YOUR GOAL: Look through the data below and count each line where the word "koně" appears. Reply with the count alone.

INFORMATION SHOWN:
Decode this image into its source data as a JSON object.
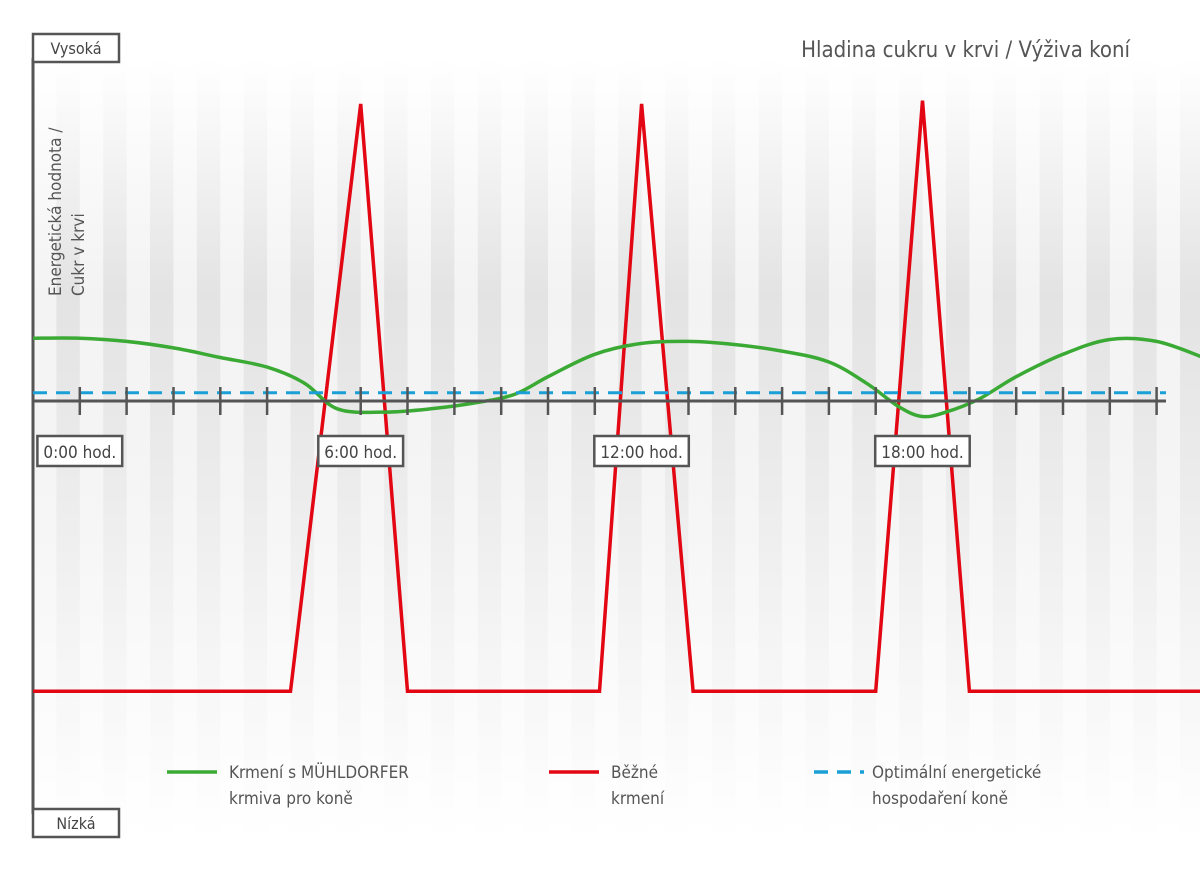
{
  "chart_data": {
    "type": "line",
    "title": "Hladina cukru v krvi / Výživa koní",
    "ylabel_line1": "Energetická hodnota /",
    "ylabel_line2": "Cukr v krvi",
    "y_top_label": "Vysoká",
    "y_bottom_label": "Nízká",
    "xlim": [
      -1,
      23.2
    ],
    "ylim": [
      0,
      100
    ],
    "x_labels": [
      {
        "x": 0,
        "label": "0:00 hod."
      },
      {
        "x": 6,
        "label": "6:00 hod."
      },
      {
        "x": 12,
        "label": "12:00 hod."
      },
      {
        "x": 18,
        "label": "18:00 hod."
      }
    ],
    "ticks": [
      0,
      1,
      2,
      3,
      4,
      6,
      7,
      8,
      9,
      10,
      11,
      13,
      14,
      15,
      16,
      17,
      19,
      20,
      21,
      22,
      23
    ],
    "series": [
      {
        "name": "Krmení s MÜHLDORFER krmiva pro koně",
        "color": "#3aaa35",
        "style": "solid",
        "x": [
          -1,
          0,
          1,
          2,
          3,
          4,
          4.8,
          5.5,
          6.5,
          7.5,
          8.5,
          9.3,
          10,
          11,
          12,
          13,
          14,
          15,
          16,
          16.8,
          17.5,
          18,
          18.5,
          19.2,
          20,
          21,
          22,
          23,
          24
        ],
        "y": [
          59,
          59,
          58.5,
          57.5,
          56,
          54.5,
          52,
          48,
          47.5,
          48,
          49,
          50.3,
          53,
          56.5,
          58.2,
          58.5,
          58,
          57,
          55.3,
          52,
          48.3,
          46.8,
          47.5,
          49.5,
          53,
          56.5,
          58.8,
          58.5,
          56
        ]
      },
      {
        "name": "Běžné krmení",
        "color": "#e30613",
        "style": "solid",
        "x": [
          -1,
          4.5,
          6,
          7,
          11.1,
          12,
          13.1,
          17,
          18,
          19,
          24
        ],
        "y": [
          4,
          4,
          95.5,
          4,
          4,
          95.5,
          4,
          4,
          96,
          4,
          4
        ]
      },
      {
        "name": "Optimální energetické hospodaření koně",
        "color": "#1a9fd6",
        "style": "dashed",
        "x": [
          -1,
          24
        ],
        "y": [
          50.5,
          50.5
        ]
      }
    ],
    "legend": [
      {
        "line1": "Krmení s MÜHLDORFER",
        "line2": "krmiva pro koně",
        "color": "#3aaa35",
        "style": "solid"
      },
      {
        "line1": "Běžné",
        "line2": "krmení",
        "color": "#e30613",
        "style": "solid"
      },
      {
        "line1": "Optimální energetické",
        "line2": "hospodaření koně",
        "color": "#1a9fd6",
        "style": "dashed"
      }
    ],
    "legend_position": "bottom",
    "background": "alternating vertical gray bands with vertical gradient"
  }
}
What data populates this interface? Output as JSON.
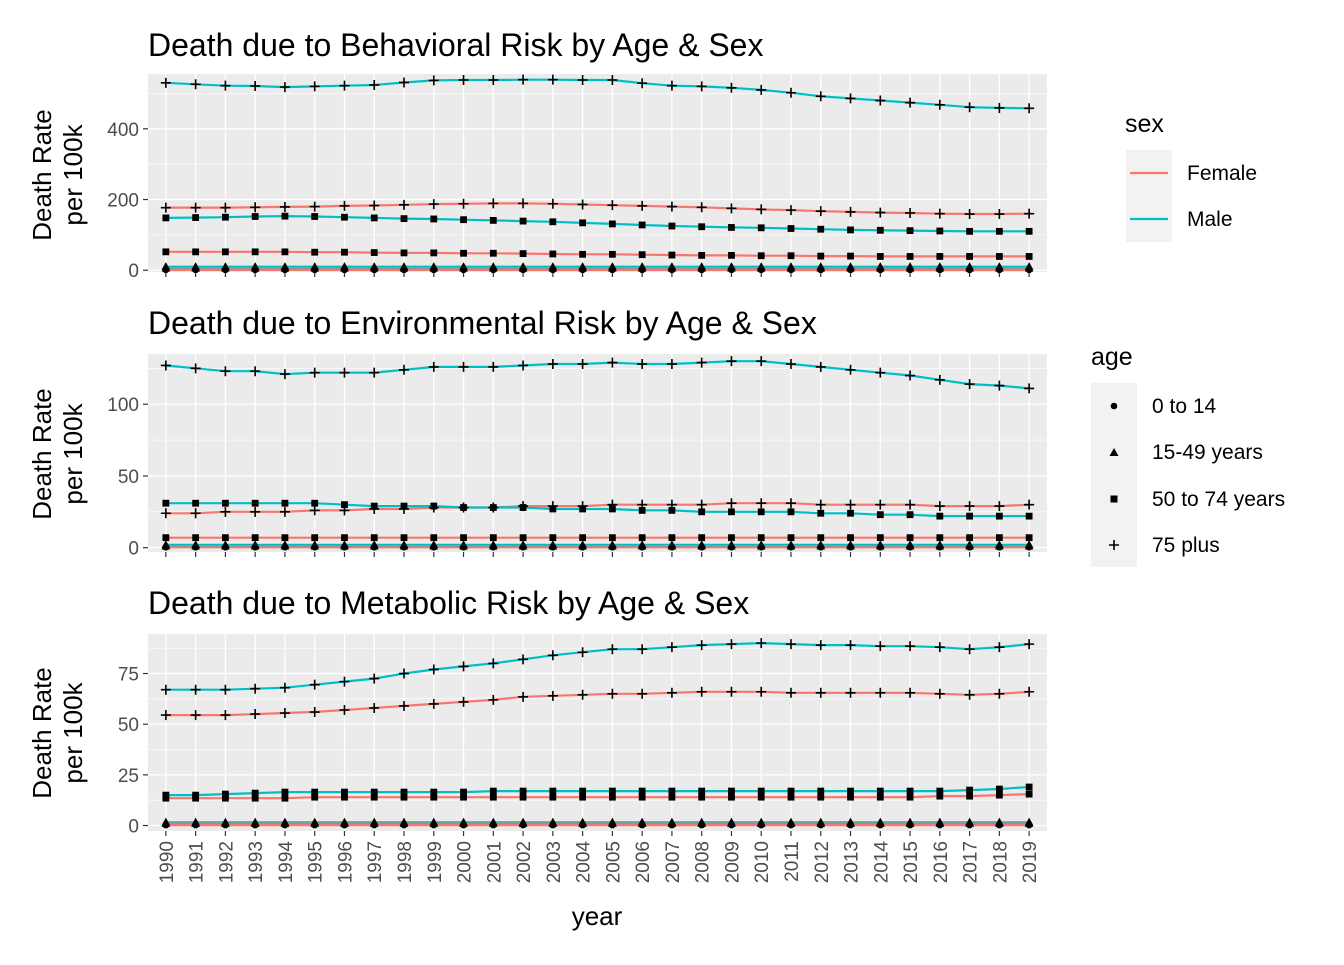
{
  "chart_data": {
    "type": "line",
    "x": [
      1990,
      1991,
      1992,
      1993,
      1994,
      1995,
      1996,
      1997,
      1998,
      1999,
      2000,
      2001,
      2002,
      2003,
      2004,
      2005,
      2006,
      2007,
      2008,
      2009,
      2010,
      2011,
      2012,
      2013,
      2014,
      2015,
      2016,
      2017,
      2018,
      2019
    ],
    "x_tick_labels": [
      "1990",
      "1991",
      "1992",
      "1993",
      "1994",
      "1995",
      "1996",
      "1997",
      "1998",
      "1999",
      "2000",
      "2001",
      "2002",
      "2003",
      "2004",
      "2005",
      "2006",
      "2007",
      "2008",
      "2009",
      "2010",
      "2011",
      "2012",
      "2013",
      "2014",
      "2015",
      "2016",
      "2017",
      "2018",
      "2019"
    ],
    "xlabel": "year",
    "grid": true,
    "colors": {
      "Female": "#F8766D",
      "Male": "#00BFC4",
      "panel_bg": "#EBEBEB",
      "grid": "#FFFFFF"
    },
    "legends": {
      "sex": {
        "title": "sex",
        "items": [
          "Female",
          "Male"
        ]
      },
      "age": {
        "title": "age",
        "items": [
          "0 to 14",
          "15-49 years",
          "50 to 74 years",
          "75 plus"
        ],
        "shapes": [
          "circle",
          "triangle",
          "square",
          "plus"
        ]
      }
    },
    "panels": [
      {
        "title": "Death due to Behavioral Risk by Age & Sex",
        "ylabel": [
          "Death Rate",
          "per 100k"
        ],
        "ylim": [
          -5,
          555
        ],
        "yticks": [
          0,
          200,
          400
        ],
        "series": [
          {
            "sex": "Male",
            "age": "75 plus",
            "values": [
              530,
              526,
              522,
              521,
              518,
              520,
              522,
              524,
              531,
              537,
              538,
              538,
              539,
              539,
              538,
              538,
              529,
              522,
              520,
              516,
              510,
              502,
              492,
              486,
              480,
              474,
              468,
              461,
              459,
              458
            ]
          },
          {
            "sex": "Female",
            "age": "75 plus",
            "values": [
              177,
              177,
              177,
              178,
              179,
              180,
              182,
              183,
              185,
              187,
              188,
              189,
              189,
              188,
              186,
              184,
              182,
              180,
              178,
              175,
              172,
              170,
              167,
              165,
              163,
              162,
              160,
              159,
              159,
              160
            ]
          },
          {
            "sex": "Male",
            "age": "50 to 74 years",
            "values": [
              148,
              149,
              150,
              152,
              153,
              152,
              150,
              148,
              146,
              145,
              143,
              141,
              139,
              137,
              134,
              131,
              128,
              125,
              123,
              121,
              120,
              118,
              116,
              114,
              113,
              112,
              111,
              110,
              110,
              110
            ]
          },
          {
            "sex": "Female",
            "age": "50 to 74 years",
            "values": [
              52,
              52,
              52,
              52,
              52,
              51,
              51,
              50,
              49,
              49,
              48,
              48,
              47,
              46,
              45,
              45,
              44,
              43,
              42,
              42,
              41,
              41,
              40,
              40,
              39,
              39,
              39,
              39,
              39,
              39
            ]
          },
          {
            "sex": "Male",
            "age": "15-49 years",
            "values": [
              10,
              10,
              10,
              10,
              10,
              10,
              10,
              10,
              10,
              10,
              10,
              10,
              10,
              10,
              10,
              10,
              10,
              10,
              10,
              10,
              10,
              10,
              10,
              10,
              10,
              10,
              10,
              10,
              10,
              10
            ]
          },
          {
            "sex": "Female",
            "age": "15-49 years",
            "values": [
              5,
              5,
              5,
              5,
              5,
              5,
              5,
              5,
              5,
              5,
              5,
              5,
              5,
              5,
              5,
              5,
              5,
              5,
              5,
              5,
              5,
              5,
              5,
              5,
              5,
              5,
              5,
              5,
              5,
              5
            ]
          },
          {
            "sex": "Male",
            "age": "0 to 14",
            "values": [
              2,
              2,
              2,
              2,
              2,
              2,
              2,
              2,
              2,
              2,
              2,
              2,
              2,
              2,
              2,
              2,
              2,
              2,
              2,
              2,
              2,
              2,
              2,
              2,
              2,
              2,
              2,
              2,
              2,
              2
            ]
          },
          {
            "sex": "Female",
            "age": "0 to 14",
            "values": [
              1,
              1,
              1,
              1,
              1,
              1,
              1,
              1,
              1,
              1,
              1,
              1,
              1,
              1,
              1,
              1,
              1,
              1,
              1,
              1,
              1,
              1,
              1,
              1,
              1,
              1,
              1,
              1,
              1,
              1
            ]
          }
        ]
      },
      {
        "title": "Death due to Environmental Risk by Age & Sex",
        "ylabel": [
          "Death Rate",
          "per 100k"
        ],
        "ylim": [
          -3,
          135
        ],
        "yticks": [
          0,
          50,
          100
        ],
        "series": [
          {
            "sex": "Male",
            "age": "75 plus",
            "values": [
              127,
              125,
              123,
              123,
              121,
              122,
              122,
              122,
              124,
              126,
              126,
              126,
              127,
              128,
              128,
              129,
              128,
              128,
              129,
              130,
              130,
              128,
              126,
              124,
              122,
              120,
              117,
              114,
              113,
              111
            ]
          },
          {
            "sex": "Female",
            "age": "75 plus",
            "values": [
              24,
              24,
              25,
              25,
              25,
              26,
              26,
              27,
              27,
              28,
              28,
              28,
              29,
              29,
              29,
              30,
              30,
              30,
              30,
              31,
              31,
              31,
              30,
              30,
              30,
              30,
              29,
              29,
              29,
              30
            ]
          },
          {
            "sex": "Male",
            "age": "50 to 74 years",
            "values": [
              31,
              31,
              31,
              31,
              31,
              31,
              30,
              29,
              29,
              29,
              28,
              28,
              28,
              27,
              27,
              27,
              26,
              26,
              25,
              25,
              25,
              25,
              24,
              24,
              23,
              23,
              22,
              22,
              22,
              22
            ]
          },
          {
            "sex": "Female",
            "age": "50 to 74 years",
            "values": [
              7,
              7,
              7,
              7,
              7,
              7,
              7,
              7,
              7,
              7,
              7,
              7,
              7,
              7,
              7,
              7,
              7,
              7,
              7,
              7,
              7,
              7,
              7,
              7,
              7,
              7,
              7,
              7,
              7,
              7
            ]
          },
          {
            "sex": "Male",
            "age": "15-49 years",
            "values": [
              2,
              2,
              2,
              2,
              2,
              2,
              2,
              2,
              2,
              2,
              2,
              2,
              2,
              2,
              2,
              2,
              2,
              2,
              2,
              2,
              2,
              2,
              2,
              2,
              2,
              2,
              2,
              2,
              2,
              2
            ]
          },
          {
            "sex": "Female",
            "age": "15-49 years",
            "values": [
              1,
              1,
              1,
              1,
              1,
              1,
              1,
              1,
              1,
              1,
              1,
              1,
              1,
              1,
              1,
              1,
              1,
              1,
              1,
              1,
              1,
              1,
              1,
              1,
              1,
              1,
              1,
              1,
              1,
              1
            ]
          },
          {
            "sex": "Male",
            "age": "0 to 14",
            "values": [
              0.6,
              0.6,
              0.6,
              0.6,
              0.6,
              0.6,
              0.6,
              0.6,
              0.6,
              0.6,
              0.6,
              0.6,
              0.6,
              0.6,
              0.6,
              0.6,
              0.6,
              0.6,
              0.6,
              0.6,
              0.6,
              0.6,
              0.6,
              0.6,
              0.6,
              0.6,
              0.6,
              0.6,
              0.6,
              0.6
            ]
          },
          {
            "sex": "Female",
            "age": "0 to 14",
            "values": [
              0.3,
              0.3,
              0.3,
              0.3,
              0.3,
              0.3,
              0.3,
              0.3,
              0.3,
              0.3,
              0.3,
              0.3,
              0.3,
              0.3,
              0.3,
              0.3,
              0.3,
              0.3,
              0.3,
              0.3,
              0.3,
              0.3,
              0.3,
              0.3,
              0.3,
              0.3,
              0.3,
              0.3,
              0.3,
              0.3
            ]
          }
        ]
      },
      {
        "title": "Death due to Metabolic Risk by Age & Sex",
        "ylabel": [
          "Death Rate",
          "per 100k"
        ],
        "ylim": [
          -2.7,
          94.5
        ],
        "yticks": [
          0,
          25,
          50,
          75
        ],
        "series": [
          {
            "sex": "Male",
            "age": "75 plus",
            "values": [
              67,
              67,
              67,
              67.5,
              68,
              69.5,
              71,
              72.5,
              75,
              77,
              78.5,
              80,
              82,
              84,
              85.5,
              87,
              87,
              88,
              89,
              89.5,
              90,
              89.5,
              89,
              89,
              88.5,
              88.5,
              88,
              87,
              88,
              89.5
            ]
          },
          {
            "sex": "Female",
            "age": "75 plus",
            "values": [
              54.5,
              54.5,
              54.5,
              55,
              55.5,
              56,
              57,
              58,
              59,
              60,
              61,
              62,
              63.5,
              64,
              64.5,
              65,
              65,
              65.5,
              66,
              66,
              66,
              65.5,
              65.5,
              65.5,
              65.5,
              65.5,
              65,
              64.5,
              65,
              66
            ]
          },
          {
            "sex": "Male",
            "age": "50 to 74 years",
            "values": [
              15,
              15,
              15.5,
              16,
              16.5,
              16.5,
              16.5,
              16.5,
              16.5,
              16.5,
              16.5,
              17,
              17,
              17,
              17,
              17,
              17,
              17,
              17,
              17,
              17,
              17,
              17,
              17,
              17,
              17,
              17,
              17.5,
              18,
              19
            ]
          },
          {
            "sex": "Female",
            "age": "50 to 74 years",
            "values": [
              13.5,
              13.5,
              13.5,
              13.5,
              13.5,
              14,
              14,
              14,
              14,
              14,
              14,
              14,
              14,
              14,
              14,
              14,
              14,
              14,
              14,
              14,
              14,
              14,
              14,
              14,
              14,
              14,
              14.5,
              14.5,
              15,
              15.5
            ]
          },
          {
            "sex": "Male",
            "age": "15-49 years",
            "values": [
              1.6,
              1.6,
              1.6,
              1.6,
              1.6,
              1.6,
              1.6,
              1.6,
              1.6,
              1.6,
              1.6,
              1.6,
              1.6,
              1.6,
              1.6,
              1.6,
              1.6,
              1.6,
              1.6,
              1.6,
              1.6,
              1.6,
              1.6,
              1.6,
              1.6,
              1.6,
              1.6,
              1.6,
              1.6,
              1.6
            ]
          },
          {
            "sex": "Female",
            "age": "15-49 years",
            "values": [
              0.9,
              0.9,
              0.9,
              0.9,
              0.9,
              0.9,
              0.9,
              0.9,
              0.9,
              0.9,
              0.9,
              0.9,
              0.9,
              0.9,
              0.9,
              0.9,
              0.9,
              0.9,
              0.9,
              0.9,
              0.9,
              0.9,
              0.9,
              0.9,
              0.9,
              0.9,
              0.9,
              0.9,
              0.9,
              0.9
            ]
          },
          {
            "sex": "Male",
            "age": "0 to 14",
            "values": [
              0.4,
              0.4,
              0.4,
              0.4,
              0.4,
              0.4,
              0.4,
              0.4,
              0.4,
              0.4,
              0.4,
              0.4,
              0.4,
              0.4,
              0.4,
              0.4,
              0.4,
              0.4,
              0.4,
              0.4,
              0.4,
              0.4,
              0.4,
              0.4,
              0.4,
              0.4,
              0.4,
              0.4,
              0.4,
              0.4
            ]
          },
          {
            "sex": "Female",
            "age": "0 to 14",
            "values": [
              0.2,
              0.2,
              0.2,
              0.2,
              0.2,
              0.2,
              0.2,
              0.2,
              0.2,
              0.2,
              0.2,
              0.2,
              0.2,
              0.2,
              0.2,
              0.2,
              0.2,
              0.2,
              0.2,
              0.2,
              0.2,
              0.2,
              0.2,
              0.2,
              0.2,
              0.2,
              0.2,
              0.2,
              0.2,
              0.2
            ]
          }
        ]
      }
    ]
  }
}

WORKED SOLUTION: 4